TASK OBJECTIVE: Find the lines below that contain the string "title". Copy each one.

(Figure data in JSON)
☆ ☆ ☆

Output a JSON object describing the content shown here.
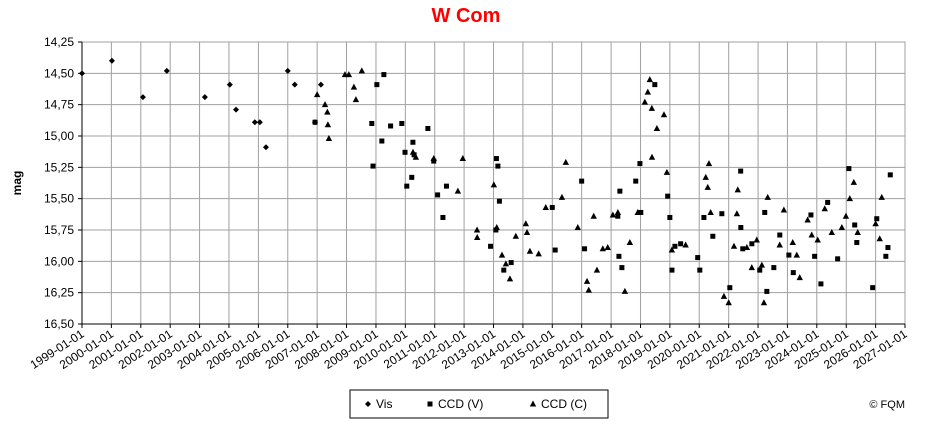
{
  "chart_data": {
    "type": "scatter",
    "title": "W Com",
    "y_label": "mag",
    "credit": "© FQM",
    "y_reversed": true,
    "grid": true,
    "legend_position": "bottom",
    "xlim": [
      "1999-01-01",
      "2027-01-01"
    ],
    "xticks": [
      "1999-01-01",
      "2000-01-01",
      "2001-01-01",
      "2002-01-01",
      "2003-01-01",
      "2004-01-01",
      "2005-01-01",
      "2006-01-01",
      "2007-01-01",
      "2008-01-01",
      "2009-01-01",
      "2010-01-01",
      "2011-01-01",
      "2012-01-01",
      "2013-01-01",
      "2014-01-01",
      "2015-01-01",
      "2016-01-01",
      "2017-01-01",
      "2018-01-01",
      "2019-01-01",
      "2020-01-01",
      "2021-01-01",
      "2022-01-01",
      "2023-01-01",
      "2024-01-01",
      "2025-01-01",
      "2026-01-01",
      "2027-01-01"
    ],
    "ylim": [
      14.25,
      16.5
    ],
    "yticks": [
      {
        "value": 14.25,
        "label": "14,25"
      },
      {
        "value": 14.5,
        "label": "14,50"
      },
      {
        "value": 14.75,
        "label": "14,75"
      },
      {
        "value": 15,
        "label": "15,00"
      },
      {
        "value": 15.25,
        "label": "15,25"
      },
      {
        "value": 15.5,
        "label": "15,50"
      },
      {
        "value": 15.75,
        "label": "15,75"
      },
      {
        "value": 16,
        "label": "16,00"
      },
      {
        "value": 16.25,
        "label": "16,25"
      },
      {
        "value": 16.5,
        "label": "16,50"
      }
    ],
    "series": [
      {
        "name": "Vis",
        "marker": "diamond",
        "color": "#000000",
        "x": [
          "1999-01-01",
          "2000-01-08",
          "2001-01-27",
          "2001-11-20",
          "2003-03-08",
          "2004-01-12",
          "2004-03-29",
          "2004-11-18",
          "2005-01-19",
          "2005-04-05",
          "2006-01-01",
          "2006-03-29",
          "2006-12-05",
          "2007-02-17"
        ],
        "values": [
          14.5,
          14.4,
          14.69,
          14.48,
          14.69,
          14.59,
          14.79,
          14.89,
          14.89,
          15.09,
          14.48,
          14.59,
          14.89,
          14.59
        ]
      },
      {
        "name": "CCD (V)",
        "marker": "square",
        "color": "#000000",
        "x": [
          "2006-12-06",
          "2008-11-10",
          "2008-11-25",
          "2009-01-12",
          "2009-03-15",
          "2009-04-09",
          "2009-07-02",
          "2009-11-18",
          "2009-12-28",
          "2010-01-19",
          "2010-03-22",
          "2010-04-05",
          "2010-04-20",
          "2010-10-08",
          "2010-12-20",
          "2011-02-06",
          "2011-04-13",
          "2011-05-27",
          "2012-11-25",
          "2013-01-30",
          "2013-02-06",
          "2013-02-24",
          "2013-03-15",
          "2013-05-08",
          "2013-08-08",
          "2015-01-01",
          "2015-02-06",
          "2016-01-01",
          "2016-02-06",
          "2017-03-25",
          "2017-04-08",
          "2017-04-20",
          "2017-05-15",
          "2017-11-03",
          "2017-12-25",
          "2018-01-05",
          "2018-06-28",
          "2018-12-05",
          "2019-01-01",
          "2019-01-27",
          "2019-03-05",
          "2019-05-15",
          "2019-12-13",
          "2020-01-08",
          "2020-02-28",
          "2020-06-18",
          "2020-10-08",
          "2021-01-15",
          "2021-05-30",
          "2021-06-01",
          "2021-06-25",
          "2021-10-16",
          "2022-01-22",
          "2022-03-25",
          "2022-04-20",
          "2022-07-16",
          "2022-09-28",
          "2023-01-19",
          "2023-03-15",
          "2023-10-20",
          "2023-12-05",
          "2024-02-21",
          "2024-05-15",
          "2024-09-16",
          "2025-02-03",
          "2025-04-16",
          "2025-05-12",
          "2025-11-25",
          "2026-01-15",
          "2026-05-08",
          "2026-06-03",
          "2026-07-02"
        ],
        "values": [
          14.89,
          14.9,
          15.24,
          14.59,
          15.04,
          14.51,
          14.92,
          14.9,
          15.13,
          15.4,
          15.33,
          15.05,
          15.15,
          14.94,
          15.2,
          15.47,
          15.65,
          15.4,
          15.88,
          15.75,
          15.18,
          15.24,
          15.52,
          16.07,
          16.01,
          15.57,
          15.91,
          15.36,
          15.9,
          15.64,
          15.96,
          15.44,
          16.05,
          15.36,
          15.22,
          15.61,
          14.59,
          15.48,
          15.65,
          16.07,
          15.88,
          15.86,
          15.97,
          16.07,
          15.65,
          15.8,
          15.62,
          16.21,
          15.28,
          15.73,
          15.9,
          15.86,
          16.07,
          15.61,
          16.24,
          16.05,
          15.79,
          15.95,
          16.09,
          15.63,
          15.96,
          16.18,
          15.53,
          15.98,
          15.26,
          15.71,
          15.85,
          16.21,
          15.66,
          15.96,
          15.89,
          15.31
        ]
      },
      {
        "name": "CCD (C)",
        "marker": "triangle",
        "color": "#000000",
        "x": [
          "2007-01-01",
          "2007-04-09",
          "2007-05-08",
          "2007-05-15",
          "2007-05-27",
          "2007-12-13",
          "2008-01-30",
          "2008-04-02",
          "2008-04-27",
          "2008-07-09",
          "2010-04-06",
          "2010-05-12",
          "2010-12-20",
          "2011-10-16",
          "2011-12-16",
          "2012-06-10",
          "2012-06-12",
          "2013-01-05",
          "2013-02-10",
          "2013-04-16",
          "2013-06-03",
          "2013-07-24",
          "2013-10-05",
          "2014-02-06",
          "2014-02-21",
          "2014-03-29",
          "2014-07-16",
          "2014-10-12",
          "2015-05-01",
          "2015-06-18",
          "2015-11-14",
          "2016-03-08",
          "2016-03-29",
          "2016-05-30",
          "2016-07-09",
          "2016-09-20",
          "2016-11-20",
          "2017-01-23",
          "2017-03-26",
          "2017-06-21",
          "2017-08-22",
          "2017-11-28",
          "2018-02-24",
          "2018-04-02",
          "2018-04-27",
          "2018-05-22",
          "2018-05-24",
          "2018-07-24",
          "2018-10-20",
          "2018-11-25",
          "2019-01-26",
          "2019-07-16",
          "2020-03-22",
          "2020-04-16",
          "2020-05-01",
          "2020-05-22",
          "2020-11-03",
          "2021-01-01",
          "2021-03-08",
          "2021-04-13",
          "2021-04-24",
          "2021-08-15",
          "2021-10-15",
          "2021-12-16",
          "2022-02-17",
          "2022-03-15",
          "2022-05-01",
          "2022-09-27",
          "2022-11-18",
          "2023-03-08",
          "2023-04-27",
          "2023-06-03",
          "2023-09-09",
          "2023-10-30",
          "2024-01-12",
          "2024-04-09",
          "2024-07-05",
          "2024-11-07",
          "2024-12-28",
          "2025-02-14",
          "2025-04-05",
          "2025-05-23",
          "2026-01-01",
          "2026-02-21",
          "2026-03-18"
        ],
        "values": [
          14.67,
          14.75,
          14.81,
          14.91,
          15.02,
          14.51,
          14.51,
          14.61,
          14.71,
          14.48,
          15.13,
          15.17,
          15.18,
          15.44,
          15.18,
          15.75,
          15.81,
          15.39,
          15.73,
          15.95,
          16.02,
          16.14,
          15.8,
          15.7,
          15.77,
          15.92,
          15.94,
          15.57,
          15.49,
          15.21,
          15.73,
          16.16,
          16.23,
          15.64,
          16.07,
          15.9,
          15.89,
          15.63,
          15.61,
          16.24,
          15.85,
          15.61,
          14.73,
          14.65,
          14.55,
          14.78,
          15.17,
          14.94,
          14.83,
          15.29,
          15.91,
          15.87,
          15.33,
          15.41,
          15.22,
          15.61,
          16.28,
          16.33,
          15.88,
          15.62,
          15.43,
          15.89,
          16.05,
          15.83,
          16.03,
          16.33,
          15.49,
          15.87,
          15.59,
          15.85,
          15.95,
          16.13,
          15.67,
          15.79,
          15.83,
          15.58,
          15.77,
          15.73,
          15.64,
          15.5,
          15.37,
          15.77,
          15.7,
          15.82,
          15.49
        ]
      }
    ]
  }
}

☆ ☆ ☆

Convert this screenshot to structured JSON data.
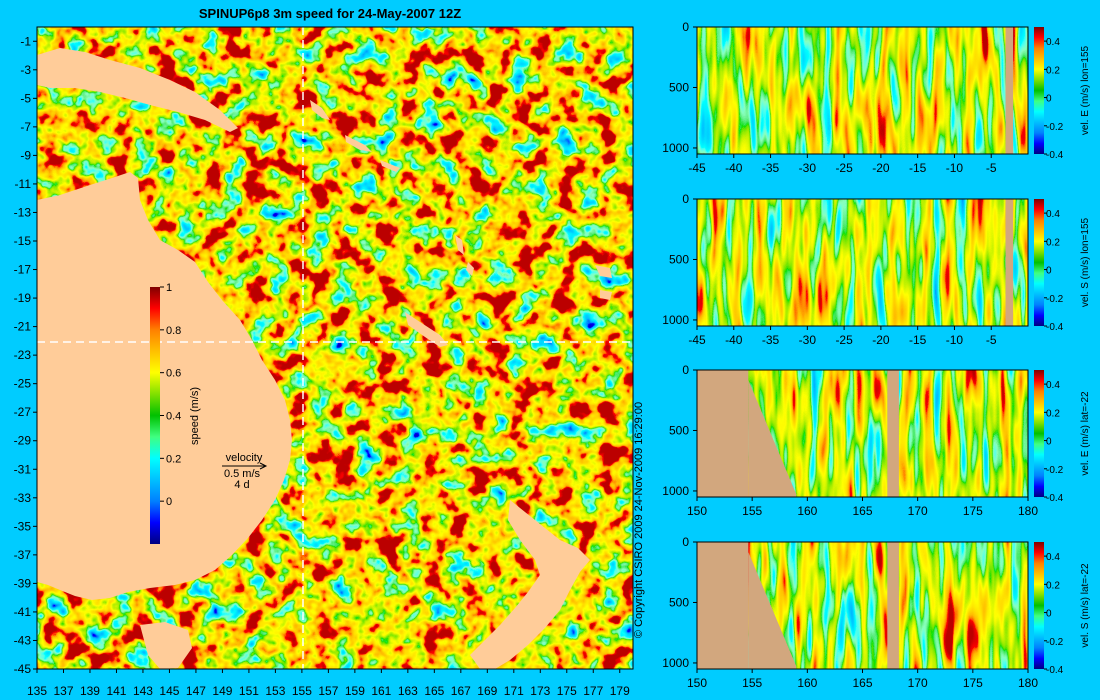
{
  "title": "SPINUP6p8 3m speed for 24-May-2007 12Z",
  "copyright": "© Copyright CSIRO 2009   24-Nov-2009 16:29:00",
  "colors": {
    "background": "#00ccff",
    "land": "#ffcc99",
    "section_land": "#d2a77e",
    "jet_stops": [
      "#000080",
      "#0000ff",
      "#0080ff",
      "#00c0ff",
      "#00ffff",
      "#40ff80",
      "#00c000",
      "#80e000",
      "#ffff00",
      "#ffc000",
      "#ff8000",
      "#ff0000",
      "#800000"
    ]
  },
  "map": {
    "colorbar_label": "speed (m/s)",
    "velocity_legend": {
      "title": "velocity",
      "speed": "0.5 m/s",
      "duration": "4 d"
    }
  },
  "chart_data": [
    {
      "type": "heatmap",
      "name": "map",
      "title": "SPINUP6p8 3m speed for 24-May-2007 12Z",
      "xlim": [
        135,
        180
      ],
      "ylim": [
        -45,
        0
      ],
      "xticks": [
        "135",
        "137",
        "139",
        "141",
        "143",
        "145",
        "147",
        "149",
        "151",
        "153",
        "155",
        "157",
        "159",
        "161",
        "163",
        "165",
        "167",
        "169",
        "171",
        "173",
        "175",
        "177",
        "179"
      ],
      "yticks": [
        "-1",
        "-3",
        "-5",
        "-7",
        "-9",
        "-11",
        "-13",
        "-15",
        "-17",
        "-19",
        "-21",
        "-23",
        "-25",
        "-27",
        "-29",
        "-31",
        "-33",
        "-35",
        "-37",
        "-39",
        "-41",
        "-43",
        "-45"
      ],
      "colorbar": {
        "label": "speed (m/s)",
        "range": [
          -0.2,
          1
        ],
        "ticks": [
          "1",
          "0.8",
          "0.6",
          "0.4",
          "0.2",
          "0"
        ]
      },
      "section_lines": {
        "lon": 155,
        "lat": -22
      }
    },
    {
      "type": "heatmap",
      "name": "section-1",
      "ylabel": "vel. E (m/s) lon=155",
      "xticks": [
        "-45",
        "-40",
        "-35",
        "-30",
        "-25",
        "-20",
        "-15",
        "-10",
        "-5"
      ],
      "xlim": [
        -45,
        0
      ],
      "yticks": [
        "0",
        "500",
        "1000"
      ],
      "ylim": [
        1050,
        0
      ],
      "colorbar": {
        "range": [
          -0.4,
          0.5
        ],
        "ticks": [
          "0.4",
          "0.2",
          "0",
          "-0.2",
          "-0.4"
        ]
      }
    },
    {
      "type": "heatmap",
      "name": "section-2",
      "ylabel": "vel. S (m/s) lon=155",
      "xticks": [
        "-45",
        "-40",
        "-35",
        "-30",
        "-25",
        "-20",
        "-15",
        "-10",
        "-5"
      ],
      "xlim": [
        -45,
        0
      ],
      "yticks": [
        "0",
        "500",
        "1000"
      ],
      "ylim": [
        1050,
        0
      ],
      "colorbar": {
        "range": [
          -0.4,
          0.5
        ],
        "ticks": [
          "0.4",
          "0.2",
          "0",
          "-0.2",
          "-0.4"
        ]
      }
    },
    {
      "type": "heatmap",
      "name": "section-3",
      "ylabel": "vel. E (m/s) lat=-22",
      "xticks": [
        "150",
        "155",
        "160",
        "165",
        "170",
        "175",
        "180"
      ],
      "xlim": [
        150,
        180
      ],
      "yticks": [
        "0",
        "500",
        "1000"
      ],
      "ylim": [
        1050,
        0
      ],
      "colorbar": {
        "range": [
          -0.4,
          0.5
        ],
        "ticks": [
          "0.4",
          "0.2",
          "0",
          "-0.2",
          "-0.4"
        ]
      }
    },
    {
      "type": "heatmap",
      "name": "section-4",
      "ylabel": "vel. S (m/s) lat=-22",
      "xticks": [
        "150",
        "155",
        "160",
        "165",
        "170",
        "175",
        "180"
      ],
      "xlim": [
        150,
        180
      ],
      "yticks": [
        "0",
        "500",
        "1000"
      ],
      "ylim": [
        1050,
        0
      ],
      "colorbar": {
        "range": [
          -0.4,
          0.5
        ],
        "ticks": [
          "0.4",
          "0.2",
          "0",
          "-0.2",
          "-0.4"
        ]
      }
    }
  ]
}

☆ ☆ ☆

SOLUTION BELOW:
    "title": "W Com",
  "title": "SPINUP6p8 3m speed for 24-May-2007 12Z",
      "title": "velocity",
      "title": "SPINUP6p8 3m speed for 24-May-2007 12Z",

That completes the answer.